━━ AVAILABLE DATA

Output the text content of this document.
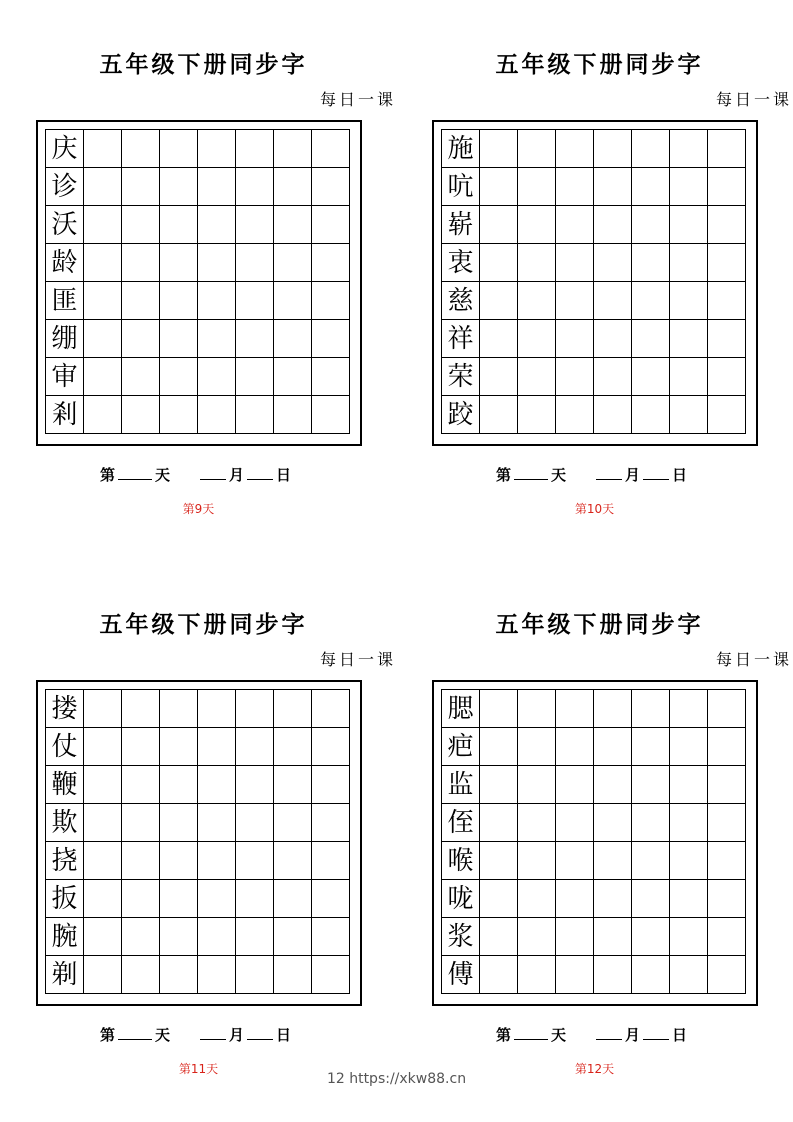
五年级下册同步字
每日一课
庆
诊
沃
龄
匪
绷
审
剎
第	天	月 日
第9天
五年级下册同步字
每日一课
施
吭
崭
衷
慈
祥
荣
跤
第	天	月 日
第10天
五年级下册同步字
每日一课
搂
仗
鞭
欺
挠
扳
腕
剃
第	天	月 日
第11天
五年级下册同步字
每日一课
腮
疤
监
侄
喉
咙
浆
傅
第	天	月 日
第12天
12 https://xkw88.cn
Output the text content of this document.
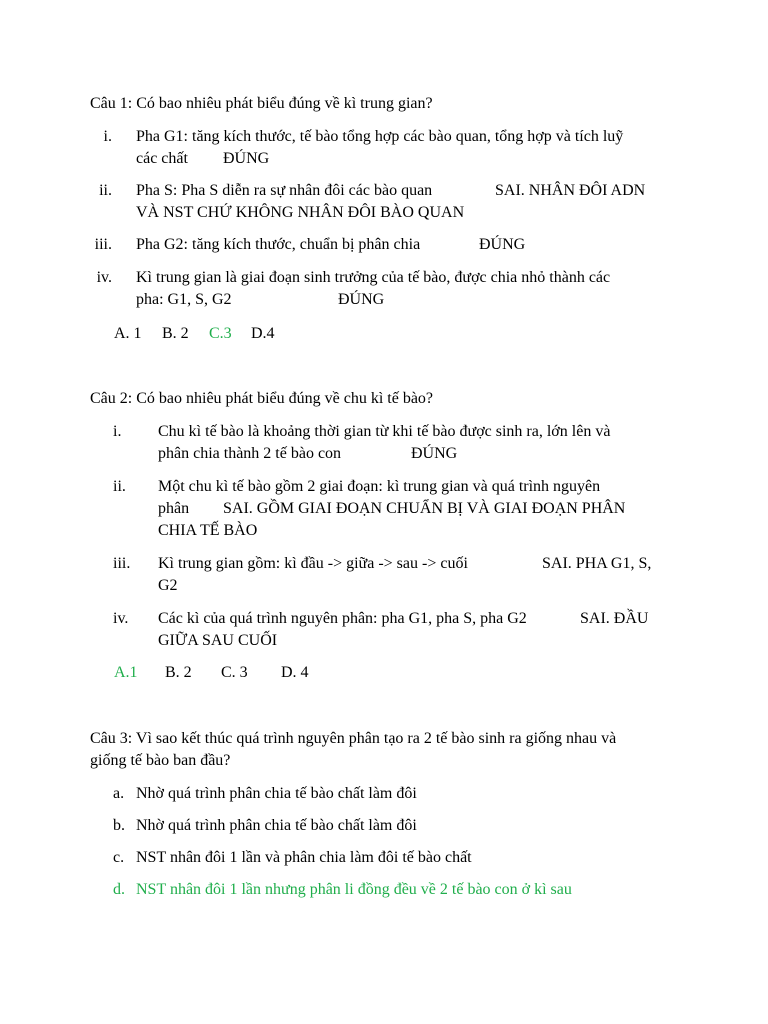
Câu 1: Có bao nhiêu phát biểu đúng về kì trung gian?
i. Pha G1: tăng kích thước, tế bào tổng hợp các bào quan, tổng hợp và tích luỹ
các chất ĐÚNG
ii. Pha S: Pha S diễn ra sự nhân đôi các bào quan	SAI. NHÂN ĐÔI ADN
VÀ NST CHỨ KHÔNG NHÂN ĐÔI BÀO QUAN
iii. Pha G2: tăng kích thước, chuẩn bị phân chia	ĐÚNG
iv. Kì trung gian là giai đoạn sinh trưởng của tế bào, được chia nhỏ thành các
pha: G1, S, G2	ĐÚNG
A. 1 B. 2 C.3 D.4
Câu 2: Có bao nhiêu phát biểu đúng về chu kì tế bào?
i. Chu kì tế bào là khoảng thời gian từ khi tế bào được sinh ra, lớn lên và
phân chia thành 2 tế bào con	ĐÚNG
ii. Một chu kì tế bào gồm 2 giai đoạn: kì trung gian và quá trình nguyên
phân SAI. GỒM GIAI ĐOẠN CHUẨN BỊ VÀ GIAI ĐOẠN PHÂN
CHIA TẾ BÀO
iii. Kì trung gian gồm: kì đầu -> giữa -> sau -> cuối	SAI. PHA G1, S,
G2
iv. Các kì của quá trình nguyên phân: pha G1, pha S, pha G2	SAI. ĐẦU
GIỮA SAU CUỐI
A.1 B. 2 C. 3 D. 4
Câu 3: Vì sao kết thúc quá trình nguyên phân tạo ra 2 tế bào sinh ra giống nhau và
giống tế bào ban đầu?
a. Nhờ quá trình phân chia tế bào chất làm đôi
b. Nhờ quá trình phân chia tế bào chất làm đôi
c. NST nhân đôi 1 lần và phân chia làm đôi tế bào chất
d. NST nhân đôi 1 lần nhưng phân li đồng đều về 2 tế bào con ở kì sau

━━━━

With the pictures omitted, reproduce the records in full and exactly.

## TASK OUTPUT
Output the text content of this document.
五年级下册同步字
每日一课
庆
诊
沃
龄
匪
绷
审
剎
第	天	月 日
第9天
五年级下册同步字
每日一课
施
吭
崭
衷
慈
祥
荣
跤
第	天	月 日
第10天
五年级下册同步字
每日一课
搂
仗
鞭
欺
挠
扳
腕
剃
第	天	月 日
第11天
五年级下册同步字
每日一课
腮
疤
监
侄
喉
咙
浆
傅
第	天	月 日
第12天
12 https://xkw88.cn
Output the text content of this document.
Câu 1: Có bao nhiêu phát biểu đúng về kì trung gian?
i. Pha G1: tăng kích thước, tế bào tổng hợp các bào quan, tổng hợp và tích luỹ
các chất ĐÚNG
ii. Pha S: Pha S diễn ra sự nhân đôi các bào quan	SAI. NHÂN ĐÔI ADN
VÀ NST CHỨ KHÔNG NHÂN ĐÔI BÀO QUAN
iii. Pha G2: tăng kích thước, chuẩn bị phân chia	ĐÚNG
iv. Kì trung gian là giai đoạn sinh trưởng của tế bào, được chia nhỏ thành các
pha: G1, S, G2	ĐÚNG
A. 1 B. 2 C.3 D.4
Câu 2: Có bao nhiêu phát biểu đúng về chu kì tế bào?
i. Chu kì tế bào là khoảng thời gian từ khi tế bào được sinh ra, lớn lên và
phân chia thành 2 tế bào con	ĐÚNG
ii. Một chu kì tế bào gồm 2 giai đoạn: kì trung gian và quá trình nguyên
phân SAI. GỒM GIAI ĐOẠN CHUẨN BỊ VÀ GIAI ĐOẠN PHÂN
CHIA TẾ BÀO
iii. Kì trung gian gồm: kì đầu -> giữa -> sau -> cuối	SAI. PHA G1, S,
G2
iv. Các kì của quá trình nguyên phân: pha G1, pha S, pha G2	SAI. ĐẦU
GIỮA SAU CUỐI
A.1 B. 2 C. 3 D. 4
Câu 3: Vì sao kết thúc quá trình nguyên phân tạo ra 2 tế bào sinh ra giống nhau và
giống tế bào ban đầu?
a. Nhờ quá trình phân chia tế bào chất làm đôi
b. Nhờ quá trình phân chia tế bào chất làm đôi
c. NST nhân đôi 1 lần và phân chia làm đôi tế bào chất
d. NST nhân đôi 1 lần nhưng phân li đồng đều về 2 tế bào con ở kì sau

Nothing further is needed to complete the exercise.